▶ DO THIS
Give the listing again exactly, omitting its images.

▶ RECORD EXTRACTS
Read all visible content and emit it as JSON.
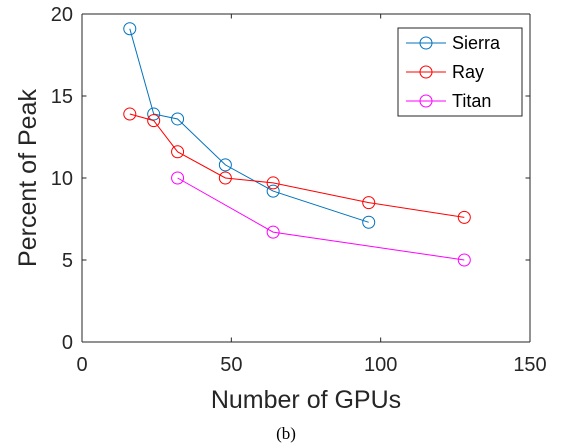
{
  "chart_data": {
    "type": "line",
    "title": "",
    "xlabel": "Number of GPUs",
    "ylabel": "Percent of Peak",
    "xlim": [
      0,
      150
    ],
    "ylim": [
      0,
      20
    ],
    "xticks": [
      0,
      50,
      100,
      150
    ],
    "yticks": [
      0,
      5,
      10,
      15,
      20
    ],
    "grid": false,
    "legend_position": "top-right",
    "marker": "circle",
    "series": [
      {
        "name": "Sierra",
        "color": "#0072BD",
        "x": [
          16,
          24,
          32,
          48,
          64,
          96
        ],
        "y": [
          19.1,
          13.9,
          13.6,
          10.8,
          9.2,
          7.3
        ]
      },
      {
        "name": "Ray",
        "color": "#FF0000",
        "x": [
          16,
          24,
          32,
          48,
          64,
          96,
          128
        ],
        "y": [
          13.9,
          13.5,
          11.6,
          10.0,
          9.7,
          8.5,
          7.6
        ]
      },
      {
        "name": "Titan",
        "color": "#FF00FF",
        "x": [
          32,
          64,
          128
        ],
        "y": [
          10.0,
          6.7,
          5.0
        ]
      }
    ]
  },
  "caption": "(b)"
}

▶ WORKED ANSWER
Read all visible content and emit it as JSON.
{
  "chart_data": {
    "type": "line",
    "title": "",
    "xlabel": "Number of GPUs",
    "ylabel": "Percent of Peak",
    "xlim": [
      0,
      150
    ],
    "ylim": [
      0,
      20
    ],
    "xticks": [
      0,
      50,
      100,
      150
    ],
    "yticks": [
      0,
      5,
      10,
      15,
      20
    ],
    "grid": false,
    "legend_position": "top-right",
    "marker": "circle",
    "series": [
      {
        "name": "Sierra",
        "color": "#0072BD",
        "x": [
          16,
          24,
          32,
          48,
          64,
          96
        ],
        "y": [
          19.1,
          13.9,
          13.6,
          10.8,
          9.2,
          7.3
        ]
      },
      {
        "name": "Ray",
        "color": "#FF0000",
        "x": [
          16,
          24,
          32,
          48,
          64,
          96,
          128
        ],
        "y": [
          13.9,
          13.5,
          11.6,
          10.0,
          9.7,
          8.5,
          7.6
        ]
      },
      {
        "name": "Titan",
        "color": "#FF00FF",
        "x": [
          32,
          64,
          128
        ],
        "y": [
          10.0,
          6.7,
          5.0
        ]
      }
    ]
  },
  "caption": "(b)"
}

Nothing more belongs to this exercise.